**Task details**
What follows is a set of records; repeat all of them exactly.

-- begin Material for the task --

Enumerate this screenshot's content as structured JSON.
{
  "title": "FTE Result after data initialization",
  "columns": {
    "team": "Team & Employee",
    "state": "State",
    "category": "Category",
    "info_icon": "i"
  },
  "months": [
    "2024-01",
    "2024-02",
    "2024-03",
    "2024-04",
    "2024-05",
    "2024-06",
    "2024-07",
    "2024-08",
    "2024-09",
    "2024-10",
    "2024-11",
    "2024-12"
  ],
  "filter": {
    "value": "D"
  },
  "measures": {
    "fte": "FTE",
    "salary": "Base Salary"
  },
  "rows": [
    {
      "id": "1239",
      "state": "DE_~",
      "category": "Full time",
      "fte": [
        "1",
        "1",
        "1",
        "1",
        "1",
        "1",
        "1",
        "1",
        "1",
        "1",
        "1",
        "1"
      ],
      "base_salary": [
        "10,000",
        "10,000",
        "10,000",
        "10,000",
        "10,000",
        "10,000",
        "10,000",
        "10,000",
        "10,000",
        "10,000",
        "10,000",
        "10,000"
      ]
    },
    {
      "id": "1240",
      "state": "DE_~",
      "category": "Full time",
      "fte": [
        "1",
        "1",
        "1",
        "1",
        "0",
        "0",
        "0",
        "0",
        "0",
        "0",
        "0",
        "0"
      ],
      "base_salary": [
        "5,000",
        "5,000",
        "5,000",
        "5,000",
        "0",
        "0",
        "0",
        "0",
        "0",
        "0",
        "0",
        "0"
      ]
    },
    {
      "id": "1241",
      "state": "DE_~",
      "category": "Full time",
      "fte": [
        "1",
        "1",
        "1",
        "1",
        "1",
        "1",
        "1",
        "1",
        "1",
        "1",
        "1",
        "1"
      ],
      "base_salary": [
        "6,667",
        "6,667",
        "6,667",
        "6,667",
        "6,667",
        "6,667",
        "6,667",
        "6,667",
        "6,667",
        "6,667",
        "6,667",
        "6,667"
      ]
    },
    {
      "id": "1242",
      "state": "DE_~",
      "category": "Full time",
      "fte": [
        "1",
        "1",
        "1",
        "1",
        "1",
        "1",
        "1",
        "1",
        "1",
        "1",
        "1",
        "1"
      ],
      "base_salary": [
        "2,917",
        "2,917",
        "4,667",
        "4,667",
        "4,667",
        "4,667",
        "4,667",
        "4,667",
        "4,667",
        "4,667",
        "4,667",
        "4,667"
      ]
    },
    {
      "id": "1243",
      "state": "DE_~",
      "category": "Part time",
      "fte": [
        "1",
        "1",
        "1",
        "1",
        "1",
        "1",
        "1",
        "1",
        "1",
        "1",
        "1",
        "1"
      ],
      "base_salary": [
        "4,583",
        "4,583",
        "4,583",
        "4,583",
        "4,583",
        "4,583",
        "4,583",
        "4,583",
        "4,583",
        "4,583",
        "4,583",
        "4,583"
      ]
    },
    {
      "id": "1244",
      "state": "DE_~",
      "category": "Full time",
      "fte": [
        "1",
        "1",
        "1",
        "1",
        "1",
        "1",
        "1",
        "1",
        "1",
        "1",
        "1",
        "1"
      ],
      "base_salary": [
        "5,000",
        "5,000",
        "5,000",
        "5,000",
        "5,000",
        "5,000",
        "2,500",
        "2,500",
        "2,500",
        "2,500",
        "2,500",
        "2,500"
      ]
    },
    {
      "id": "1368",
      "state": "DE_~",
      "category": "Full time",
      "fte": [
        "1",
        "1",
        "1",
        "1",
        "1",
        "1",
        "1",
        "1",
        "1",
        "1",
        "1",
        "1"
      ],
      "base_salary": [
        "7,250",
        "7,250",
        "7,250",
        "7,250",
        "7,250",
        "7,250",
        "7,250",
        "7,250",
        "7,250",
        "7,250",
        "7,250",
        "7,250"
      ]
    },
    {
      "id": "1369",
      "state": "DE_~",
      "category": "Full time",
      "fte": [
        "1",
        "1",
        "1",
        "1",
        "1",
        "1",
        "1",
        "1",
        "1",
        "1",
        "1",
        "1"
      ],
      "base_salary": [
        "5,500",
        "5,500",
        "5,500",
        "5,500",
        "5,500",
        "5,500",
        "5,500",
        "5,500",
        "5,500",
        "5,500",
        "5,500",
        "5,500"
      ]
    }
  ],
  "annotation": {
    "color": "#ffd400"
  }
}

-- end Material for the task --

**Correct result**
Enumerate this screenshot's content as structured JSON.
{
  "title": "FTE Result after data initialization",
  "columns": {
    "team": "Team & Employee",
    "state": "State",
    "category": "Category",
    "info_icon": "i"
  },
  "months": [
    "2024-01",
    "2024-02",
    "2024-03",
    "2024-04",
    "2024-05",
    "2024-06",
    "2024-07",
    "2024-08",
    "2024-09",
    "2024-10",
    "2024-11",
    "2024-12"
  ],
  "filter": {
    "value": "D"
  },
  "measures": {
    "fte": "FTE",
    "salary": "Base Salary"
  },
  "rows": [
    {
      "id": "1239",
      "state": "DE_~",
      "category": "Full time",
      "fte": [
        "1",
        "1",
        "1",
        "1",
        "1",
        "1",
        "1",
        "1",
        "1",
        "1",
        "1",
        "1"
      ],
      "base_salary": [
        "10,000",
        "10,000",
        "10,000",
        "10,000",
        "10,000",
        "10,000",
        "10,000",
        "10,000",
        "10,000",
        "10,000",
        "10,000",
        "10,000"
      ]
    },
    {
      "id": "1240",
      "state": "DE_~",
      "category": "Full time",
      "fte": [
        "1",
        "1",
        "1",
        "1",
        "0",
        "0",
        "0",
        "0",
        "0",
        "0",
        "0",
        "0"
      ],
      "base_salary": [
        "5,000",
        "5,000",
        "5,000",
        "5,000",
        "0",
        "0",
        "0",
        "0",
        "0",
        "0",
        "0",
        "0"
      ]
    },
    {
      "id": "1241",
      "state": "DE_~",
      "category": "Full time",
      "fte": [
        "1",
        "1",
        "1",
        "1",
        "1",
        "1",
        "1",
        "1",
        "1",
        "1",
        "1",
        "1"
      ],
      "base_salary": [
        "6,667",
        "6,667",
        "6,667",
        "6,667",
        "6,667",
        "6,667",
        "6,667",
        "6,667",
        "6,667",
        "6,667",
        "6,667",
        "6,667"
      ]
    },
    {
      "id": "1242",
      "state": "DE_~",
      "category": "Full time",
      "fte": [
        "1",
        "1",
        "1",
        "1",
        "1",
        "1",
        "1",
        "1",
        "1",
        "1",
        "1",
        "1"
      ],
      "base_salary": [
        "2,917",
        "2,917",
        "4,667",
        "4,667",
        "4,667",
        "4,667",
        "4,667",
        "4,667",
        "4,667",
        "4,667",
        "4,667",
        "4,667"
      ]
    },
    {
      "id": "1243",
      "state": "DE_~",
      "category": "Part time",
      "fte": [
        "1",
        "1",
        "1",
        "1",
        "1",
        "1",
        "1",
        "1",
        "1",
        "1",
        "1",
        "1"
      ],
      "base_salary": [
        "4,583",
        "4,583",
        "4,583",
        "4,583",
        "4,583",
        "4,583",
        "4,583",
        "4,583",
        "4,583",
        "4,583",
        "4,583",
        "4,583"
      ]
    },
    {
      "id": "1244",
      "state": "DE_~",
      "category": "Full time",
      "fte": [
        "1",
        "1",
        "1",
        "1",
        "1",
        "1",
        "1",
        "1",
        "1",
        "1",
        "1",
        "1"
      ],
      "base_salary": [
        "5,000",
        "5,000",
        "5,000",
        "5,000",
        "5,000",
        "5,000",
        "2,500",
        "2,500",
        "2,500",
        "2,500",
        "2,500",
        "2,500"
      ]
    },
    {
      "id": "1368",
      "state": "DE_~",
      "category": "Full time",
      "fte": [
        "1",
        "1",
        "1",
        "1",
        "1",
        "1",
        "1",
        "1",
        "1",
        "1",
        "1",
        "1"
      ],
      "base_salary": [
        "7,250",
        "7,250",
        "7,250",
        "7,250",
        "7,250",
        "7,250",
        "7,250",
        "7,250",
        "7,250",
        "7,250",
        "7,250",
        "7,250"
      ]
    },
    {
      "id": "1369",
      "state": "DE_~",
      "category": "Full time",
      "fte": [
        "1",
        "1",
        "1",
        "1",
        "1",
        "1",
        "1",
        "1",
        "1",
        "1",
        "1",
        "1"
      ],
      "base_salary": [
        "5,500",
        "5,500",
        "5,500",
        "5,500",
        "5,500",
        "5,500",
        "5,500",
        "5,500",
        "5,500",
        "5,500",
        "5,500",
        "5,500"
      ]
    }
  ],
  "annotation": {
    "color": "#ffd400"
  }
}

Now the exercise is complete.